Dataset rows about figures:
· · · ·

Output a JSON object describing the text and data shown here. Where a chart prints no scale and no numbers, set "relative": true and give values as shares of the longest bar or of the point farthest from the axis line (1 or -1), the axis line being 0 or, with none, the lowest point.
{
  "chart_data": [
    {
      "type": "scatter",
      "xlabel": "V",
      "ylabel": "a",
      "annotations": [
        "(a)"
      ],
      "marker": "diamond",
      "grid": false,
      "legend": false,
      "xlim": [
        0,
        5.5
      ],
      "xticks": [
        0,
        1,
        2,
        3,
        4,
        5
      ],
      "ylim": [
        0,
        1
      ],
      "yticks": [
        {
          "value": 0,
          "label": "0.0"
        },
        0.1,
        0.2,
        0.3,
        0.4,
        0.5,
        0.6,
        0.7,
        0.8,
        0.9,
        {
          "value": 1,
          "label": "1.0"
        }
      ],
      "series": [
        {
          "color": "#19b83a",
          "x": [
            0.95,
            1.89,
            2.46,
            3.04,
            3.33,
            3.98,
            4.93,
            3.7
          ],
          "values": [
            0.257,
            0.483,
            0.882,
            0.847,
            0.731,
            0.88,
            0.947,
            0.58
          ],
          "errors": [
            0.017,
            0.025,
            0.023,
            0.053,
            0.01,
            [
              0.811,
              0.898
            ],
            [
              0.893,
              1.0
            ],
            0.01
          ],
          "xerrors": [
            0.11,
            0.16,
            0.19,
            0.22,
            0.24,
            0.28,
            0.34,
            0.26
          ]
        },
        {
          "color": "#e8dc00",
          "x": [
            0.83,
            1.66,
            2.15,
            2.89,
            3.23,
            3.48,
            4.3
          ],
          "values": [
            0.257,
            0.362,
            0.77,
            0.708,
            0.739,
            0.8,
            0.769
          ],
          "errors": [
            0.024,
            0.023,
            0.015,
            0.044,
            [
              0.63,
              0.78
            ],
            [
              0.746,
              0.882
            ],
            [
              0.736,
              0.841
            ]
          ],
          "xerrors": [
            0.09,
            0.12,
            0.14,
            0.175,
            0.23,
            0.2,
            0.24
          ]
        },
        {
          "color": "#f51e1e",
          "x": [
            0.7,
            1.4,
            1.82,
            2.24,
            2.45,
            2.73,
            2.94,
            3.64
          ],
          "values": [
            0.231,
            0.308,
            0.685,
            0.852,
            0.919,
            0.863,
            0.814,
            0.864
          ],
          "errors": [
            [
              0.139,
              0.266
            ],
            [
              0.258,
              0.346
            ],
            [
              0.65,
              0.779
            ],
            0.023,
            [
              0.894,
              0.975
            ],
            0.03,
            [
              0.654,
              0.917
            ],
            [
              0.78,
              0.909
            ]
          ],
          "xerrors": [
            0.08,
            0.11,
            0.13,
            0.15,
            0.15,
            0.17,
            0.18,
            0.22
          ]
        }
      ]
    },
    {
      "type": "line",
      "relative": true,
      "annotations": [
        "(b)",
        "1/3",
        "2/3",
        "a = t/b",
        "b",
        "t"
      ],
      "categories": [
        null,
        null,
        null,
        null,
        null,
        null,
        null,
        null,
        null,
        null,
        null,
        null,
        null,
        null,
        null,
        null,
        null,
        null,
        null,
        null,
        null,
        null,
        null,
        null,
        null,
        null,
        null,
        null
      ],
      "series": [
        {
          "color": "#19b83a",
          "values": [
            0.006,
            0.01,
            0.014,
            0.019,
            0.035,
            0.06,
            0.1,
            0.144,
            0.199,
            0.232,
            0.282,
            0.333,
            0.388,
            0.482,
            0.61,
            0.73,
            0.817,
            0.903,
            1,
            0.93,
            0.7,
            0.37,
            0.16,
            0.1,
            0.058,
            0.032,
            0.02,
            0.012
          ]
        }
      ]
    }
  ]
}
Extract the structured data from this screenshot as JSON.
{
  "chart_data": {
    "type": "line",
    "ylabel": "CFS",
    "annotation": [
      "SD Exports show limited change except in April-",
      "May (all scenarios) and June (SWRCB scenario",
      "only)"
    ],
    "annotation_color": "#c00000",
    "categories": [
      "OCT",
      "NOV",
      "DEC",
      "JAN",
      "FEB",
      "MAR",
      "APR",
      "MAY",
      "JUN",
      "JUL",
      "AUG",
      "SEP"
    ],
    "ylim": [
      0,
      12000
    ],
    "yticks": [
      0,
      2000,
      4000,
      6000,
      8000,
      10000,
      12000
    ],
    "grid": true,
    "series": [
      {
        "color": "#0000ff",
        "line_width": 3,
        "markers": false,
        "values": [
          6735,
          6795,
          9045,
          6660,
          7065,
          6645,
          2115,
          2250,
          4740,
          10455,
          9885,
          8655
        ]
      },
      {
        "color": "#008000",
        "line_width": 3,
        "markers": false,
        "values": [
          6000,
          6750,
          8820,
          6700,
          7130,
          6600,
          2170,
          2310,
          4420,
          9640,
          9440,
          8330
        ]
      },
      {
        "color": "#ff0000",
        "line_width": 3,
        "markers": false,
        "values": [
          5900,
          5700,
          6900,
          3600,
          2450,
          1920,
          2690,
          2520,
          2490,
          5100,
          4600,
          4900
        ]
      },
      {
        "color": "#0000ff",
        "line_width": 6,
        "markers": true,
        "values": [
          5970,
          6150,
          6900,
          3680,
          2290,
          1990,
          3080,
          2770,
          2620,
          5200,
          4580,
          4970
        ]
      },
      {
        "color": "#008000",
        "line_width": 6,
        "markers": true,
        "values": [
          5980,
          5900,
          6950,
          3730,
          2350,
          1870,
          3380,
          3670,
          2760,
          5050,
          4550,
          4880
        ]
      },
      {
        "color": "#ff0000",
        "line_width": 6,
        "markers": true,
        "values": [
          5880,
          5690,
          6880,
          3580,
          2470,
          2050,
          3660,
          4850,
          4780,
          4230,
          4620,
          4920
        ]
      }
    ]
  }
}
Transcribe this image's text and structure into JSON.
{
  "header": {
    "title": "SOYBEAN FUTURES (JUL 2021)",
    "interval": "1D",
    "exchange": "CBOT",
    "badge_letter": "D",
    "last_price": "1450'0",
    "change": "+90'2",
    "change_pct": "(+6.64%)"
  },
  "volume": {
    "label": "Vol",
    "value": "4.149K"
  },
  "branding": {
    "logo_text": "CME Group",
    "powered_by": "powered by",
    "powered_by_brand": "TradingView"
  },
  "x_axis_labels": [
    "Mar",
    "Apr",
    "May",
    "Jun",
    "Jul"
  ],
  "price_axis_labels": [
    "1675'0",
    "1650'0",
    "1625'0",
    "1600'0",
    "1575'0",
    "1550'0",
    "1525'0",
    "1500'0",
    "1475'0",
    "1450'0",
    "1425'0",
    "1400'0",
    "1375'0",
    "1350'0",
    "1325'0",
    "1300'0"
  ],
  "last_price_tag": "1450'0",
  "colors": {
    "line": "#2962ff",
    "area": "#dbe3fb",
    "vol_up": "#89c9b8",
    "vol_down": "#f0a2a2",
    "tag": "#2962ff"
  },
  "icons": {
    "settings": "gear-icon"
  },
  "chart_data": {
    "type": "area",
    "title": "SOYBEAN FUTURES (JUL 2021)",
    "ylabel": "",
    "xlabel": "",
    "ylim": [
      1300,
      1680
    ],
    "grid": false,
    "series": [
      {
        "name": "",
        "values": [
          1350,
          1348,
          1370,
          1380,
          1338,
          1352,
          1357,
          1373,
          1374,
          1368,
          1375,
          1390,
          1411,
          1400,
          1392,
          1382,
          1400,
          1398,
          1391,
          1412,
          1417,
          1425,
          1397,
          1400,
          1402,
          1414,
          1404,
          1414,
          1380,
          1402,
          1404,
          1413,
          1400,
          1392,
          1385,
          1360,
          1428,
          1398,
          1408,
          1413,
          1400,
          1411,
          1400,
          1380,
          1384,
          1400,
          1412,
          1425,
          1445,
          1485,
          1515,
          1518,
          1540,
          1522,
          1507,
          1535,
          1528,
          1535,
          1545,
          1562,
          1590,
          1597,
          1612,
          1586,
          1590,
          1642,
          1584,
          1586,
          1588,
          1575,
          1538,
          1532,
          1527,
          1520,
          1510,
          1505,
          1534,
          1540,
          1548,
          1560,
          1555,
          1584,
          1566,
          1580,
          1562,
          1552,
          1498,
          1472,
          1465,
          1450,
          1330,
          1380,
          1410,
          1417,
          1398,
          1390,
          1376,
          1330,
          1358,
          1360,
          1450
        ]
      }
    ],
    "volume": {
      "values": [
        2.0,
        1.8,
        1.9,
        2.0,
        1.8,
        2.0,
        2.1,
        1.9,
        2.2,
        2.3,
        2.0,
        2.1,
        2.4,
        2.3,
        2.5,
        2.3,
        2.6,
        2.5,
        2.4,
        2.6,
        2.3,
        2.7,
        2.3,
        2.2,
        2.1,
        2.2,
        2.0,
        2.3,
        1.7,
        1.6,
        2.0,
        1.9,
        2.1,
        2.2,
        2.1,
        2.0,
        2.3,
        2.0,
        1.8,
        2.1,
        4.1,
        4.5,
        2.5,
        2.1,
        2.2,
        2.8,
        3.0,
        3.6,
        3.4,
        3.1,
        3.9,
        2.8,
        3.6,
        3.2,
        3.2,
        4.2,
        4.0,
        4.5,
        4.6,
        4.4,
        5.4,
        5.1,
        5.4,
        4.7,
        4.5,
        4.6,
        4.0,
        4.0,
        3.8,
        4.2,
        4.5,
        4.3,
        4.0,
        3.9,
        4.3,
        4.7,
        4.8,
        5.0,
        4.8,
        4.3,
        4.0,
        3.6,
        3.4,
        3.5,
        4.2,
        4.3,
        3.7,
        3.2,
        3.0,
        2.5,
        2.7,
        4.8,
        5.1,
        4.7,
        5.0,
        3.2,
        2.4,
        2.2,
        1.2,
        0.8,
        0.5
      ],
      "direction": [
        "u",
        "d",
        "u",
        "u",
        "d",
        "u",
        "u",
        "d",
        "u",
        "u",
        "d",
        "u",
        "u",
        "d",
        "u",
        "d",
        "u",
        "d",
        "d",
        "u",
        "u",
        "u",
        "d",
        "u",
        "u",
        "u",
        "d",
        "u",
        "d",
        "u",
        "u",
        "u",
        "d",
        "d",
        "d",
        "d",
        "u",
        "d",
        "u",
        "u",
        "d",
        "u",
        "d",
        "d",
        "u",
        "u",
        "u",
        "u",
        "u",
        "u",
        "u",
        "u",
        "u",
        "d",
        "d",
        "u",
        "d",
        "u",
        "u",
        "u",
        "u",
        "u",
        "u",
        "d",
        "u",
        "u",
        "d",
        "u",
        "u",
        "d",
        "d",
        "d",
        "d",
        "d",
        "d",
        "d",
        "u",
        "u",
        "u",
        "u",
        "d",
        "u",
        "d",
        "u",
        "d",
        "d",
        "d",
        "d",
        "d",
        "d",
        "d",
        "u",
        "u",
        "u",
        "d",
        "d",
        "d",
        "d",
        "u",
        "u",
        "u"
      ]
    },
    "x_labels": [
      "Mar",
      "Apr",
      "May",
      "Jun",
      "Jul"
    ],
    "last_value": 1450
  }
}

· · · ·

__WHAT TO PRODUCE__
Which lines above contain the word "this"? Copy each of them.

__OUTPUT BELOW__
Extract the structured data from this screenshot as JSON.
Transcribe this image's text and structure into JSON.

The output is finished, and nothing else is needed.